Extract, from the listing that follows, each line containing the word "Infantry".

___ Given information

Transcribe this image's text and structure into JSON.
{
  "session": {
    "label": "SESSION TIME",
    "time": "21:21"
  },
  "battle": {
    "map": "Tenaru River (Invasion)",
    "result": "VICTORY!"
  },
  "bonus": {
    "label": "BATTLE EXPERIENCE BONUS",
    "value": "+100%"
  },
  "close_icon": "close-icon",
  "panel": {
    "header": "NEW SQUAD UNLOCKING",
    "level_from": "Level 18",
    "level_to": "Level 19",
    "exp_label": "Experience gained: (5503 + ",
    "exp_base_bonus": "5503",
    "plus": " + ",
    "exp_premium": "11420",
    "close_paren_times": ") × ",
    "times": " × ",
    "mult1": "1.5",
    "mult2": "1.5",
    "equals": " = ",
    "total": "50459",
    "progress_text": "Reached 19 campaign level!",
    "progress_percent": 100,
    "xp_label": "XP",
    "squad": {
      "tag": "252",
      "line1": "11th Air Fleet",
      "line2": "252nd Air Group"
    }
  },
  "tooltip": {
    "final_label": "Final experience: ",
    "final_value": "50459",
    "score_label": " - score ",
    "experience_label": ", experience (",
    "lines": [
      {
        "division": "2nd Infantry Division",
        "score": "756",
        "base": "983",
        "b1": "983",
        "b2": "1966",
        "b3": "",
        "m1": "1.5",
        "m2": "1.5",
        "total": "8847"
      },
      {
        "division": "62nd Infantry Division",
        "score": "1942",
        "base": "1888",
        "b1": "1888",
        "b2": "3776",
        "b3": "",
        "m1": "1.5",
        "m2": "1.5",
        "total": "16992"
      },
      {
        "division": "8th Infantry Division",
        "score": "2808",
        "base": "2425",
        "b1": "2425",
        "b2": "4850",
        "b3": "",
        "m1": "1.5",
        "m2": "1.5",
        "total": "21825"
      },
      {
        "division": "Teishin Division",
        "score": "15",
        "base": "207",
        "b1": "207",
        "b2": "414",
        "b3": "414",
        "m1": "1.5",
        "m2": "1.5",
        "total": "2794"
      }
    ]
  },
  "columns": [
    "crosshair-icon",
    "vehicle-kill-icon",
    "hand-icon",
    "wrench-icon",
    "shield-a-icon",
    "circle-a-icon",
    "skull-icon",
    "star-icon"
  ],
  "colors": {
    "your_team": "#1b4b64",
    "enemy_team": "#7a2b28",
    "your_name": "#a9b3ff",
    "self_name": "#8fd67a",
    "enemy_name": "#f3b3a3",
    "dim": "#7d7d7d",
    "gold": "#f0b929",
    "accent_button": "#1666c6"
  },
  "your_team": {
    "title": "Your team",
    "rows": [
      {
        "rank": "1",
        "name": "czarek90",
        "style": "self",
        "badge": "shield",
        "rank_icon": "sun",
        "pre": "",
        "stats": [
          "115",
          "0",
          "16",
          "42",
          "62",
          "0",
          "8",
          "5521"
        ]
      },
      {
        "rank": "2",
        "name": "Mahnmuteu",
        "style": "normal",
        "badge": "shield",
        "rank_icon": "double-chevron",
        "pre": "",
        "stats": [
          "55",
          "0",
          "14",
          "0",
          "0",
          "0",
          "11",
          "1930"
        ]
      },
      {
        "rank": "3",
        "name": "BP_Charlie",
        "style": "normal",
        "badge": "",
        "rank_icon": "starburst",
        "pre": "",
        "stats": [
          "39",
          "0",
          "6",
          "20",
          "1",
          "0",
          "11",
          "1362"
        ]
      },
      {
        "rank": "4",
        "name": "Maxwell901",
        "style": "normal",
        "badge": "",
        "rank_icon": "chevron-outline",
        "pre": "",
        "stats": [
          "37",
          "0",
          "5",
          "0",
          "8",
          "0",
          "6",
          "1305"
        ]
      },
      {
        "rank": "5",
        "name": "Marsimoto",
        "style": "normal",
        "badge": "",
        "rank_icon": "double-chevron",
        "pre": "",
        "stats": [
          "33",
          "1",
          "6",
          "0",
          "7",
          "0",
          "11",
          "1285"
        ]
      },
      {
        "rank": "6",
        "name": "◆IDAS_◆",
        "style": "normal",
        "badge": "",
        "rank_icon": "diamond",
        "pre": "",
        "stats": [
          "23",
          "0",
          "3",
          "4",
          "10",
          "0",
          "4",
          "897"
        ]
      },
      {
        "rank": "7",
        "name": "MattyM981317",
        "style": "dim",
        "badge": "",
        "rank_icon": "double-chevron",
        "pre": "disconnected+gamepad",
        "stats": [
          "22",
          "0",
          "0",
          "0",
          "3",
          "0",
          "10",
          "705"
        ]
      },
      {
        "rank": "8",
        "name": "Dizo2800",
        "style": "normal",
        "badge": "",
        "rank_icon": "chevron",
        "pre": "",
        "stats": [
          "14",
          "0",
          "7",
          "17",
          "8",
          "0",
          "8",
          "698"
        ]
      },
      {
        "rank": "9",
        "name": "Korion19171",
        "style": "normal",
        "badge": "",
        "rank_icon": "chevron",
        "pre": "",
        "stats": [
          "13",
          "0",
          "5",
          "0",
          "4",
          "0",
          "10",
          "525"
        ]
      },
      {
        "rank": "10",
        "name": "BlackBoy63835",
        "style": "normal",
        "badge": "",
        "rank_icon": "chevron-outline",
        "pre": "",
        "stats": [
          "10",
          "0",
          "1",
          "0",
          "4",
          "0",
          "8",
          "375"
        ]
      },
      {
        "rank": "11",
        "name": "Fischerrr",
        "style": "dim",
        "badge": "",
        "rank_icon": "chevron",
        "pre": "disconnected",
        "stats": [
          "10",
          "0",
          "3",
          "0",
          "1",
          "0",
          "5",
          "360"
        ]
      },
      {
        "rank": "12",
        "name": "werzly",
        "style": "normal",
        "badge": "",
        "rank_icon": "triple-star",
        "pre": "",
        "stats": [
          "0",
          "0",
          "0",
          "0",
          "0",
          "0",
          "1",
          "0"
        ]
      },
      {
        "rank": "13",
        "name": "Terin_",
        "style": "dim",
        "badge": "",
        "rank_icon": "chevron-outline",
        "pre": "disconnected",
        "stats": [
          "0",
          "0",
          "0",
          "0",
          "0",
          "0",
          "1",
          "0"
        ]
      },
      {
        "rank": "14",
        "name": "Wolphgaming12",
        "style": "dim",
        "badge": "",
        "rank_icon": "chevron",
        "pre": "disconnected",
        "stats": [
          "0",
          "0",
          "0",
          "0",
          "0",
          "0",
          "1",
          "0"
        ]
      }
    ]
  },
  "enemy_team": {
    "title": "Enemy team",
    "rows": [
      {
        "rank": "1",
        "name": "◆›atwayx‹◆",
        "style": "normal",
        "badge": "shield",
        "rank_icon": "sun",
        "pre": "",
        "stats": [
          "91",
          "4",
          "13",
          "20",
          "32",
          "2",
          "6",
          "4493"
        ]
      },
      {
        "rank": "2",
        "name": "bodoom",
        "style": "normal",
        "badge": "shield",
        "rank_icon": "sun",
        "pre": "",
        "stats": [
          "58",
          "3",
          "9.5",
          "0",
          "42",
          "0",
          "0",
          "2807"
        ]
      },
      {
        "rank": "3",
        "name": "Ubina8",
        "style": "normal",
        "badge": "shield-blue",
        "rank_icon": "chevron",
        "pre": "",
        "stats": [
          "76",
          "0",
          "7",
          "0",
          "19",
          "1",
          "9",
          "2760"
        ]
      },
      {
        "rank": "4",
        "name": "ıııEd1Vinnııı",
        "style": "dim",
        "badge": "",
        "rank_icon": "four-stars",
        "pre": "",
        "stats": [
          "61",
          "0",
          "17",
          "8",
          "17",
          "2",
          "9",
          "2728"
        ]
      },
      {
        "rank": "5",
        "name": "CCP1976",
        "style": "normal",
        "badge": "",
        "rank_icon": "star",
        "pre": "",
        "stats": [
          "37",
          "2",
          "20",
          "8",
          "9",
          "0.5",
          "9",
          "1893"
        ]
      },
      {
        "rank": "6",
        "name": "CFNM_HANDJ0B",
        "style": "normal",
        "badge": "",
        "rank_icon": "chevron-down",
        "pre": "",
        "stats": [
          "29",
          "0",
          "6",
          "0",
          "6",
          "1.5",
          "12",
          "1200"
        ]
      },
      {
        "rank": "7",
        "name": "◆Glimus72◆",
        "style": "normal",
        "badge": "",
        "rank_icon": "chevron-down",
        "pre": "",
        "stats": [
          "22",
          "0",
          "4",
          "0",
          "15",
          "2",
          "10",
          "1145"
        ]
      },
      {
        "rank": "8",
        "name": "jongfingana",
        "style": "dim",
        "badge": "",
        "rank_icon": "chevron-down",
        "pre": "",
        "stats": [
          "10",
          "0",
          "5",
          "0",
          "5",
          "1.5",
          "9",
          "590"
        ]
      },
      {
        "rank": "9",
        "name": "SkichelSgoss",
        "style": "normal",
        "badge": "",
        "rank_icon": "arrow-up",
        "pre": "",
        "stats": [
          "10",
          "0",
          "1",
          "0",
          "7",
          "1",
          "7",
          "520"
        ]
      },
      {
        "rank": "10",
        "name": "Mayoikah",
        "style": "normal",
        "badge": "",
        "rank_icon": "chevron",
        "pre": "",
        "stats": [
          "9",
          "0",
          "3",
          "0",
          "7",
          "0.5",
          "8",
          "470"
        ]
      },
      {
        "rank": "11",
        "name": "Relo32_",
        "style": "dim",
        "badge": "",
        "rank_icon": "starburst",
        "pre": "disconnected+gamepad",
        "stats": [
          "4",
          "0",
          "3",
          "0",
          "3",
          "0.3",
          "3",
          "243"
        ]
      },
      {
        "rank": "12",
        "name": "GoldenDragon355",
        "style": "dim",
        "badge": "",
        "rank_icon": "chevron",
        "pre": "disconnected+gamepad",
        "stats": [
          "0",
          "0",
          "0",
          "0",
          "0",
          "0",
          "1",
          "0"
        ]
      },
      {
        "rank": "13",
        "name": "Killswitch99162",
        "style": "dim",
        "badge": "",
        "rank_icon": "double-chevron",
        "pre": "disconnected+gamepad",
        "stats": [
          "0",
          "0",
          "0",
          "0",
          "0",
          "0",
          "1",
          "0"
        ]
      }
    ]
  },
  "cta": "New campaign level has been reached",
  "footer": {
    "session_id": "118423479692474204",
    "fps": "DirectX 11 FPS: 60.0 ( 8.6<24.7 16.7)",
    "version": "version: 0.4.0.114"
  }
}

______

-- Correct output --
        "division": "2nd Infantry Division",
        "division": "62nd Infantry Division",
        "division": "8th Infantry Division",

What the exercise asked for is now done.